GIVEN REQUEST: Repeat each line word for word.

---------------

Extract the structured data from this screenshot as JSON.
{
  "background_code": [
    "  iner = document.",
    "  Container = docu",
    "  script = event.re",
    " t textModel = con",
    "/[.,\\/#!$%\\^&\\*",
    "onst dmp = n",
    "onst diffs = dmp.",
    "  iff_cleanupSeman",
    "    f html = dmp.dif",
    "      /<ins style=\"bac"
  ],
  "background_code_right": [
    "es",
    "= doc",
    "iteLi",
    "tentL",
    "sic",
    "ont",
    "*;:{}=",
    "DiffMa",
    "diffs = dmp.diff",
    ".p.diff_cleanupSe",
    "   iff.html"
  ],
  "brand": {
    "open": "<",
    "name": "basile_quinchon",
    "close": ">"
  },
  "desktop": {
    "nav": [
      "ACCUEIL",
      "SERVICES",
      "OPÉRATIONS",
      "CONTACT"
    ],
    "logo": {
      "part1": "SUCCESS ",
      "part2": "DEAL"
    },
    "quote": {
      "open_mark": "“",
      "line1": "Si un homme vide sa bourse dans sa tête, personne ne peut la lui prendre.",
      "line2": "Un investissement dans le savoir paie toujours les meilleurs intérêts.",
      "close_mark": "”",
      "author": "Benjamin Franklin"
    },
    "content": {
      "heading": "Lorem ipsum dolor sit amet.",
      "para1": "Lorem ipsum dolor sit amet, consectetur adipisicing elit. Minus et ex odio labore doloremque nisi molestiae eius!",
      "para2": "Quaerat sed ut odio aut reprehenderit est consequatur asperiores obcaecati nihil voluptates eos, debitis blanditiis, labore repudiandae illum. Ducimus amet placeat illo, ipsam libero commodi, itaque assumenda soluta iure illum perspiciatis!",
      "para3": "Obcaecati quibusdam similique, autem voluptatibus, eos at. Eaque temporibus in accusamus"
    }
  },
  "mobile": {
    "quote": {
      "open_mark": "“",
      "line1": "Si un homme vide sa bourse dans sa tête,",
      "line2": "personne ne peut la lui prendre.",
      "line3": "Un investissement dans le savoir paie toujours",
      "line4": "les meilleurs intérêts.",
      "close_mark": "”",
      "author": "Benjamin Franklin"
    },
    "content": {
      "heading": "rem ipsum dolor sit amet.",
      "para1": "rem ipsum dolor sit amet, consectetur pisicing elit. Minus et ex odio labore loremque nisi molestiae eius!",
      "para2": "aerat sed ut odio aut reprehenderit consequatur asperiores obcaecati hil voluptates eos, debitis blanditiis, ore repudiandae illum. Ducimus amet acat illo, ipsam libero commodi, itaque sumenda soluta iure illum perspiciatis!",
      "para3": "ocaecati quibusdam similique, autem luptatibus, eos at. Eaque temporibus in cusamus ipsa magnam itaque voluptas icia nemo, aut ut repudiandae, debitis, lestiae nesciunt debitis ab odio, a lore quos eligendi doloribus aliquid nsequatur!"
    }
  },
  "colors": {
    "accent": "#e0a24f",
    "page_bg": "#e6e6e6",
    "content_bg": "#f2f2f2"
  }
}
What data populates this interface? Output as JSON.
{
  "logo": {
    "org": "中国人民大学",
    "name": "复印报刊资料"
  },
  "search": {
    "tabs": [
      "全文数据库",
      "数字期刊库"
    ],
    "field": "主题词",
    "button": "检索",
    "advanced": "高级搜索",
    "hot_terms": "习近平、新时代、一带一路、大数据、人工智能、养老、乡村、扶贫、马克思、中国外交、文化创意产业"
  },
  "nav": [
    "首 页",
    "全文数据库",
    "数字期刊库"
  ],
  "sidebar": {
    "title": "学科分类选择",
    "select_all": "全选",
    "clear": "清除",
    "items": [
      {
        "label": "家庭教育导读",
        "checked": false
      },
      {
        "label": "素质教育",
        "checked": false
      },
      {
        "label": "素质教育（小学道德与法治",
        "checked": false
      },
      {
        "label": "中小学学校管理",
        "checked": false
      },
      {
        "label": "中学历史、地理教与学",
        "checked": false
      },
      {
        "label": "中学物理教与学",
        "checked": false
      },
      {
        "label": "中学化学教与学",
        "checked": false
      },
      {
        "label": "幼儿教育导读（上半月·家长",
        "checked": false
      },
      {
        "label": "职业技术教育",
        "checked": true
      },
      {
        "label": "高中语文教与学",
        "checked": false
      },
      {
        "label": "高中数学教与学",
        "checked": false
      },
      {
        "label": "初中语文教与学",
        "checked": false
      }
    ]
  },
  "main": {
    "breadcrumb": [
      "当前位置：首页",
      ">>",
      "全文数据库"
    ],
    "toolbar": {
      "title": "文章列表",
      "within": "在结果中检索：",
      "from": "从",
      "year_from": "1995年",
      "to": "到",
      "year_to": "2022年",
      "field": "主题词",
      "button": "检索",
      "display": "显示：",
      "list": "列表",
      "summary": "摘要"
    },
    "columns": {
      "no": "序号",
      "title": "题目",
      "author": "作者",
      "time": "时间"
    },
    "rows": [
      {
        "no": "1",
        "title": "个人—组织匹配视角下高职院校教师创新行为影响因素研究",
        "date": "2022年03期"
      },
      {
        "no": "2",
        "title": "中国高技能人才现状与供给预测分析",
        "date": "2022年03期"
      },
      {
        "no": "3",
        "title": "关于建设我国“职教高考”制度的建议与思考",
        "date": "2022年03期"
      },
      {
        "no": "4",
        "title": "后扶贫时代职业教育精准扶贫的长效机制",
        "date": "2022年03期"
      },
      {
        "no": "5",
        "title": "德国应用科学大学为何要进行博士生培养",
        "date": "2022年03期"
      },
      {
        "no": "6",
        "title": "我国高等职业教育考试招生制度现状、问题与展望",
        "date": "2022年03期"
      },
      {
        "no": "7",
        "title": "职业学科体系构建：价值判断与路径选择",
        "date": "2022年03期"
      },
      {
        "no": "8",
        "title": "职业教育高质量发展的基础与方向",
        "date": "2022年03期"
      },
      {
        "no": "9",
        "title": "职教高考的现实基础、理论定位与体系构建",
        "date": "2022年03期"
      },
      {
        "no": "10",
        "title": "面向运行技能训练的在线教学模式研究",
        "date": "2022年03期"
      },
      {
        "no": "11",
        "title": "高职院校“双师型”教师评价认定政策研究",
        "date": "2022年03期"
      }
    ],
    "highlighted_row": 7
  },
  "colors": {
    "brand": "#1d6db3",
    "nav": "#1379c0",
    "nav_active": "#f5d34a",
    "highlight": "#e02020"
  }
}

---------------

TASK ANSWER:
Extract the structured data from this screenshot as JSON.
{
  "background_code": [
    "  iner = document.",
    "  Container = docu",
    "  script = event.re",
    " t textModel = con",
    "/[.,\\/#!$%\\^&\\*",
    "onst dmp = n",
    "onst diffs = dmp.",
    "  iff_cleanupSeman",
    "    f html = dmp.dif",
    "      /<ins style=\"bac"
  ],
  "background_code_right": [
    "es",
    "= doc",
    "iteLi",
    "tentL",
    "sic",
    "ont",
    "*;:{}=",
    "DiffMa",
    "diffs = dmp.diff",
    ".p.diff_cleanupSe",
    "   iff.html"
  ],
  "brand": {
    "open": "<",
    "name": "basile_quinchon",
    "close": ">"
  },
  "desktop": {
    "nav": [
      "ACCUEIL",
      "SERVICES",
      "OPÉRATIONS",
      "CONTACT"
    ],
    "logo": {
      "part1": "SUCCESS ",
      "part2": "DEAL"
    },
    "quote": {
      "open_mark": "“",
      "line1": "Si un homme vide sa bourse dans sa tête, personne ne peut la lui prendre.",
      "line2": "Un investissement dans le savoir paie toujours les meilleurs intérêts.",
      "close_mark": "”",
      "author": "Benjamin Franklin"
    },
    "content": {
      "heading": "Lorem ipsum dolor sit amet.",
      "para1": "Lorem ipsum dolor sit amet, consectetur adipisicing elit. Minus et ex odio labore doloremque nisi molestiae eius!",
      "para2": "Quaerat sed ut odio aut reprehenderit est consequatur asperiores obcaecati nihil voluptates eos, debitis blanditiis, labore repudiandae illum. Ducimus amet placeat illo, ipsam libero commodi, itaque assumenda soluta iure illum perspiciatis!",
      "para3": "Obcaecati quibusdam similique, autem voluptatibus, eos at. Eaque temporibus in accusamus"
    }
  },
  "mobile": {
    "quote": {
      "open_mark": "“",
      "line1": "Si un homme vide sa bourse dans sa tête,",
      "line2": "personne ne peut la lui prendre.",
      "line3": "Un investissement dans le savoir paie toujours",
      "line4": "les meilleurs intérêts.",
      "close_mark": "”",
      "author": "Benjamin Franklin"
    },
    "content": {
      "heading": "rem ipsum dolor sit amet.",
      "para1": "rem ipsum dolor sit amet, consectetur pisicing elit. Minus et ex odio labore loremque nisi molestiae eius!",
      "para2": "aerat sed ut odio aut reprehenderit consequatur asperiores obcaecati hil voluptates eos, debitis blanditiis, ore repudiandae illum. Ducimus amet acat illo, ipsam libero commodi, itaque sumenda soluta iure illum perspiciatis!",
      "para3": "ocaecati quibusdam similique, autem luptatibus, eos at. Eaque temporibus in cusamus ipsa magnam itaque voluptas icia nemo, aut ut repudiandae, debitis, lestiae nesciunt debitis ab odio, a lore quos eligendi doloribus aliquid nsequatur!"
    }
  },
  "colors": {
    "accent": "#e0a24f",
    "page_bg": "#e6e6e6",
    "content_bg": "#f2f2f2"
  }
}
What data populates this interface? Output as JSON.
{
  "logo": {
    "org": "中国人民大学",
    "name": "复印报刊资料"
  },
  "search": {
    "tabs": [
      "全文数据库",
      "数字期刊库"
    ],
    "field": "主题词",
    "button": "检索",
    "advanced": "高级搜索",
    "hot_terms": "习近平、新时代、一带一路、大数据、人工智能、养老、乡村、扶贫、马克思、中国外交、文化创意产业"
  },
  "nav": [
    "首 页",
    "全文数据库",
    "数字期刊库"
  ],
  "sidebar": {
    "title": "学科分类选择",
    "select_all": "全选",
    "clear": "清除",
    "items": [
      {
        "label": "家庭教育导读",
        "checked": false
      },
      {
        "label": "素质教育",
        "checked": false
      },
      {
        "label": "素质教育（小学道德与法治",
        "checked": false
      },
      {
        "label": "中小学学校管理",
        "checked": false
      },
      {
        "label": "中学历史、地理教与学",
        "checked": false
      },
      {
        "label": "中学物理教与学",
        "checked": false
      },
      {
        "label": "中学化学教与学",
        "checked": false
      },
      {
        "label": "幼儿教育导读（上半月·家长",
        "checked": false
      },
      {
        "label": "职业技术教育",
        "checked": true
      },
      {
        "label": "高中语文教与学",
        "checked": false
      },
      {
        "label": "高中数学教与学",
        "checked": false
      },
      {
        "label": "初中语文教与学",
        "checked": false
      }
    ]
  },
  "main": {
    "breadcrumb": [
      "当前位置：首页",
      ">>",
      "全文数据库"
    ],
    "toolbar": {
      "title": "文章列表",
      "within": "在结果中检索：",
      "from": "从",
      "year_from": "1995年",
      "to": "到",
      "year_to": "2022年",
      "field": "主题词",
      "button": "检索",
      "display": "显示：",
      "list": "列表",
      "summary": "摘要"
    },
    "columns": {
      "no": "序号",
      "title": "题目",
      "author": "作者",
      "time": "时间"
    },
    "rows": [
      {
        "no": "1",
        "title": "个人—组织匹配视角下高职院校教师创新行为影响因素研究",
        "date": "2022年03期"
      },
      {
        "no": "2",
        "title": "中国高技能人才现状与供给预测分析",
        "date": "2022年03期"
      },
      {
        "no": "3",
        "title": "关于建设我国“职教高考”制度的建议与思考",
        "date": "2022年03期"
      },
      {
        "no": "4",
        "title": "后扶贫时代职业教育精准扶贫的长效机制",
        "date": "2022年03期"
      },
      {
        "no": "5",
        "title": "德国应用科学大学为何要进行博士生培养",
        "date": "2022年03期"
      },
      {
        "no": "6",
        "title": "我国高等职业教育考试招生制度现状、问题与展望",
        "date": "2022年03期"
      },
      {
        "no": "7",
        "title": "职业学科体系构建：价值判断与路径选择",
        "date": "2022年03期"
      },
      {
        "no": "8",
        "title": "职业教育高质量发展的基础与方向",
        "date": "2022年03期"
      },
      {
        "no": "9",
        "title": "职教高考的现实基础、理论定位与体系构建",
        "date": "2022年03期"
      },
      {
        "no": "10",
        "title": "面向运行技能训练的在线教学模式研究",
        "date": "2022年03期"
      },
      {
        "no": "11",
        "title": "高职院校“双师型”教师评价认定政策研究",
        "date": "2022年03期"
      }
    ],
    "highlighted_row": 7
  },
  "colors": {
    "brand": "#1d6db3",
    "nav": "#1379c0",
    "nav_active": "#f5d34a",
    "highlight": "#e02020"
  }
}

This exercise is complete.